** BEGIN **

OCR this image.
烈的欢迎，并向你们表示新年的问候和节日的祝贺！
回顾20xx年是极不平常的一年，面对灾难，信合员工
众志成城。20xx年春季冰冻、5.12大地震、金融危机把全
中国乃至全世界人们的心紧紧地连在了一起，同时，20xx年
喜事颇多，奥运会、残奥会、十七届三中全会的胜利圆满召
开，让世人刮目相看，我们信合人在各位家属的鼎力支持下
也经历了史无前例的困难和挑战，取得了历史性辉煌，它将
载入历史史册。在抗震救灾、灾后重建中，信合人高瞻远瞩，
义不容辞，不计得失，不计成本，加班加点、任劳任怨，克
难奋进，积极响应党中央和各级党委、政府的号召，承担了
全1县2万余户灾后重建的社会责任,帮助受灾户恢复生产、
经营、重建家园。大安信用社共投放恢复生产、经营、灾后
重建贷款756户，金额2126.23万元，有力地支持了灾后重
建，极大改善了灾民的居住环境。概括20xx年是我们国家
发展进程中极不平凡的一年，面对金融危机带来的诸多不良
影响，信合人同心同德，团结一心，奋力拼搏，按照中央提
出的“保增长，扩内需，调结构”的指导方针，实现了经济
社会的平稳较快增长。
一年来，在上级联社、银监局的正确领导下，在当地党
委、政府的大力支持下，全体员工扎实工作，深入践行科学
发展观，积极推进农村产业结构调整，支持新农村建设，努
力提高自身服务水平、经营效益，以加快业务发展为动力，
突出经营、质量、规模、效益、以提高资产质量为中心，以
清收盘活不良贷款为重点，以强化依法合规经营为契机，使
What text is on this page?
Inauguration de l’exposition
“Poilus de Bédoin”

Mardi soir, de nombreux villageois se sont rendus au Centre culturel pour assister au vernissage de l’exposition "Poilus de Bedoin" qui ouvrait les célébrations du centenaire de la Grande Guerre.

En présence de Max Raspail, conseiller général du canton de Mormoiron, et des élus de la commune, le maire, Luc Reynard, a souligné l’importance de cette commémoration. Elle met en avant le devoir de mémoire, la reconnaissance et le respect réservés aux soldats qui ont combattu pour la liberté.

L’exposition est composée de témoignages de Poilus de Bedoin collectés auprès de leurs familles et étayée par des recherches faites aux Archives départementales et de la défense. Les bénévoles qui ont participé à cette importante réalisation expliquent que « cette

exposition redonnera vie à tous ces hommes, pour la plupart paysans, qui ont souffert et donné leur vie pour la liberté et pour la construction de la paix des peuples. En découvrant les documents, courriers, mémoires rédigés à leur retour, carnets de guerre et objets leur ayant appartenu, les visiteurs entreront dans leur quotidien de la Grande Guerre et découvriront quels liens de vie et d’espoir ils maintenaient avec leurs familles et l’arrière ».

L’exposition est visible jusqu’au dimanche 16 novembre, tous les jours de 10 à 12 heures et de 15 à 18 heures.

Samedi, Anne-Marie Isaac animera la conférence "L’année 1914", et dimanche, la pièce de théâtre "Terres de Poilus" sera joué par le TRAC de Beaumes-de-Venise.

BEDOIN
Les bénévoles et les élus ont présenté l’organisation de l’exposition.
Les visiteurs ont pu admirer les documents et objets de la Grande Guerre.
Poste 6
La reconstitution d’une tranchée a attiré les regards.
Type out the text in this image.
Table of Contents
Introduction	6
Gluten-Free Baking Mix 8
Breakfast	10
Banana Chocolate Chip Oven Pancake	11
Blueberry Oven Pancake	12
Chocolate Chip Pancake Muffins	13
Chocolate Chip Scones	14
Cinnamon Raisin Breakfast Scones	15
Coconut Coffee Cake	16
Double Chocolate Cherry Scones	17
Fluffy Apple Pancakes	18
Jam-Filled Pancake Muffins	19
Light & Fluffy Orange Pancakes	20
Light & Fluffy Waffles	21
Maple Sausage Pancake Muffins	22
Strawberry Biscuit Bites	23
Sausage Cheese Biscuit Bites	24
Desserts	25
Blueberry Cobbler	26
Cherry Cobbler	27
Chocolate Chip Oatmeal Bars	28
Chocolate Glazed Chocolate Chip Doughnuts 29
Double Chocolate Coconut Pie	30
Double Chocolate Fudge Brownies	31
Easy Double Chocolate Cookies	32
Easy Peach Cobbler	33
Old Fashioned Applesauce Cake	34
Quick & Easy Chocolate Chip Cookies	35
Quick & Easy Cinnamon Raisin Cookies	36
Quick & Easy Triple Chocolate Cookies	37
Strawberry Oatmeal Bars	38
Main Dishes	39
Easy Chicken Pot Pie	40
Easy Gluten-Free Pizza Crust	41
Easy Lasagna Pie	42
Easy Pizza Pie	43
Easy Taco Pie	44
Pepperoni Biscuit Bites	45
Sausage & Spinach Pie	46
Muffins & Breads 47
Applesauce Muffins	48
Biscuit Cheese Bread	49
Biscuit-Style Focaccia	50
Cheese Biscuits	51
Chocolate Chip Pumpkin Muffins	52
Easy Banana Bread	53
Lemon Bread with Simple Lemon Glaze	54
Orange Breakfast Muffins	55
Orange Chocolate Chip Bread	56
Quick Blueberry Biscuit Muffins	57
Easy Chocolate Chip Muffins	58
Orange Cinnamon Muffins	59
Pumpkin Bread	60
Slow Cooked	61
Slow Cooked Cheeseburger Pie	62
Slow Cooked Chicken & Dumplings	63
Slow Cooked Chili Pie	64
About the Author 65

** END **

Goal → The word "Fluffy" may appear on some lines of these records; state how many such lines there are, and nothing else.

Full answer → 3